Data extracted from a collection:
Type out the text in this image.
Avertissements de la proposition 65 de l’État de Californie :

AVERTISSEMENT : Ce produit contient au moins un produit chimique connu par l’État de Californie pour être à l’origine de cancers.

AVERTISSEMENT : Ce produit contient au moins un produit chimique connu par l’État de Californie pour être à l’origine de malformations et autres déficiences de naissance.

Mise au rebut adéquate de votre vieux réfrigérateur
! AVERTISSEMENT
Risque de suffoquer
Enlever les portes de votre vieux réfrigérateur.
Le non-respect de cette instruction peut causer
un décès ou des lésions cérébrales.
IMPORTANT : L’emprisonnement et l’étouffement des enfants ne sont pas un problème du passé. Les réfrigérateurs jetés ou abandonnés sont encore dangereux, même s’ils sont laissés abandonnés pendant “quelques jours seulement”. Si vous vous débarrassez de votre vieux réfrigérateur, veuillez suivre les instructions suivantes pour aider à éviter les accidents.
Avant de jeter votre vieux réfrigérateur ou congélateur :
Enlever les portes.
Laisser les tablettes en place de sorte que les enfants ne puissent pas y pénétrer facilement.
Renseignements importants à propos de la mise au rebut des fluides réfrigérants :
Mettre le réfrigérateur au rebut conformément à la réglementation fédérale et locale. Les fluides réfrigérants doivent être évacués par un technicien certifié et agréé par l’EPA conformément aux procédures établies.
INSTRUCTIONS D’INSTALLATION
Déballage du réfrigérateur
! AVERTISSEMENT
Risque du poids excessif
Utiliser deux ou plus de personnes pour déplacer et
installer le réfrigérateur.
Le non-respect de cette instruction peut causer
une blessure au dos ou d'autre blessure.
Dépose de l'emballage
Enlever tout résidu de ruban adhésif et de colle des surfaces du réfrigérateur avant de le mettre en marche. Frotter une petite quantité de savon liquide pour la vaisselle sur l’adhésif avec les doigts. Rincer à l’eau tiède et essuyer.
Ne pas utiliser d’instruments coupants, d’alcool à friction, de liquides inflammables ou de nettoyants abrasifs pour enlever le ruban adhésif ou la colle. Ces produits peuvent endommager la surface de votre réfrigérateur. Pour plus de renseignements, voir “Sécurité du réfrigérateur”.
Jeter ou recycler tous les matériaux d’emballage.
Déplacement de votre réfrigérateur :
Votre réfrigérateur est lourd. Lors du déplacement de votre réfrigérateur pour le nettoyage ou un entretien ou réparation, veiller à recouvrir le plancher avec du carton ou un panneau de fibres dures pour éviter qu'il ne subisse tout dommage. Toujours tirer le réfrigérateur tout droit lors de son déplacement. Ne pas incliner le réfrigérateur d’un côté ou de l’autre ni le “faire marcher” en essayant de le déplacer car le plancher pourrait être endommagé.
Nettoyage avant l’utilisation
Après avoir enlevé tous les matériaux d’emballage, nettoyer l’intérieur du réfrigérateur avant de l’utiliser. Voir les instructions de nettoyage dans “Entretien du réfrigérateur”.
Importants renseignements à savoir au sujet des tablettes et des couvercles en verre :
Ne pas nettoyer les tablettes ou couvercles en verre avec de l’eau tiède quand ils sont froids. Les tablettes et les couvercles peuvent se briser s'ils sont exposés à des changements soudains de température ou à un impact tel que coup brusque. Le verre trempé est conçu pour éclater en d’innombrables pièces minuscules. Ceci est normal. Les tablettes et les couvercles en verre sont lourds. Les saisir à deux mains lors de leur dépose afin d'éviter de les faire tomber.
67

**WHAT IS ASKED**
Give back the data above exactly as it appears.

**SOLUTION TO THE PROBLEM**
Type out the text in this image.
Avertissements de la proposition 65 de l’État de Californie :

AVERTISSEMENT : Ce produit contient au moins un produit chimique connu par l’État de Californie pour être à l’origine de cancers.

AVERTISSEMENT : Ce produit contient au moins un produit chimique connu par l’État de Californie pour être à l’origine de malformations et autres déficiences de naissance.

Mise au rebut adéquate de votre vieux réfrigérateur
! AVERTISSEMENT
Risque de suffoquer
Enlever les portes de votre vieux réfrigérateur.
Le non-respect de cette instruction peut causer
un décès ou des lésions cérébrales.
IMPORTANT : L’emprisonnement et l’étouffement des enfants ne sont pas un problème du passé. Les réfrigérateurs jetés ou abandonnés sont encore dangereux, même s’ils sont laissés abandonnés pendant “quelques jours seulement”. Si vous vous débarrassez de votre vieux réfrigérateur, veuillez suivre les instructions suivantes pour aider à éviter les accidents.
Avant de jeter votre vieux réfrigérateur ou congélateur :
Enlever les portes.
Laisser les tablettes en place de sorte que les enfants ne puissent pas y pénétrer facilement.
Renseignements importants à propos de la mise au rebut des fluides réfrigérants :
Mettre le réfrigérateur au rebut conformément à la réglementation fédérale et locale. Les fluides réfrigérants doivent être évacués par un technicien certifié et agréé par l’EPA conformément aux procédures établies.
INSTRUCTIONS D’INSTALLATION
Déballage du réfrigérateur
! AVERTISSEMENT
Risque du poids excessif
Utiliser deux ou plus de personnes pour déplacer et
installer le réfrigérateur.
Le non-respect de cette instruction peut causer
une blessure au dos ou d'autre blessure.
Dépose de l'emballage
Enlever tout résidu de ruban adhésif et de colle des surfaces du réfrigérateur avant de le mettre en marche. Frotter une petite quantité de savon liquide pour la vaisselle sur l’adhésif avec les doigts. Rincer à l’eau tiède et essuyer.
Ne pas utiliser d’instruments coupants, d’alcool à friction, de liquides inflammables ou de nettoyants abrasifs pour enlever le ruban adhésif ou la colle. Ces produits peuvent endommager la surface de votre réfrigérateur. Pour plus de renseignements, voir “Sécurité du réfrigérateur”.
Jeter ou recycler tous les matériaux d’emballage.
Déplacement de votre réfrigérateur :
Votre réfrigérateur est lourd. Lors du déplacement de votre réfrigérateur pour le nettoyage ou un entretien ou réparation, veiller à recouvrir le plancher avec du carton ou un panneau de fibres dures pour éviter qu'il ne subisse tout dommage. Toujours tirer le réfrigérateur tout droit lors de son déplacement. Ne pas incliner le réfrigérateur d’un côté ou de l’autre ni le “faire marcher” en essayant de le déplacer car le plancher pourrait être endommagé.
Nettoyage avant l’utilisation
Après avoir enlevé tous les matériaux d’emballage, nettoyer l’intérieur du réfrigérateur avant de l’utiliser. Voir les instructions de nettoyage dans “Entretien du réfrigérateur”.
Importants renseignements à savoir au sujet des tablettes et des couvercles en verre :
Ne pas nettoyer les tablettes ou couvercles en verre avec de l’eau tiède quand ils sont froids. Les tablettes et les couvercles peuvent se briser s'ils sont exposés à des changements soudains de température ou à un impact tel que coup brusque. Le verre trempé est conçu pour éclater en d’innombrables pièces minuscules. Ceci est normal. Les tablettes et les couvercles en verre sont lourds. Les saisir à deux mains lors de leur dépose afin d'éviter de les faire tomber.
67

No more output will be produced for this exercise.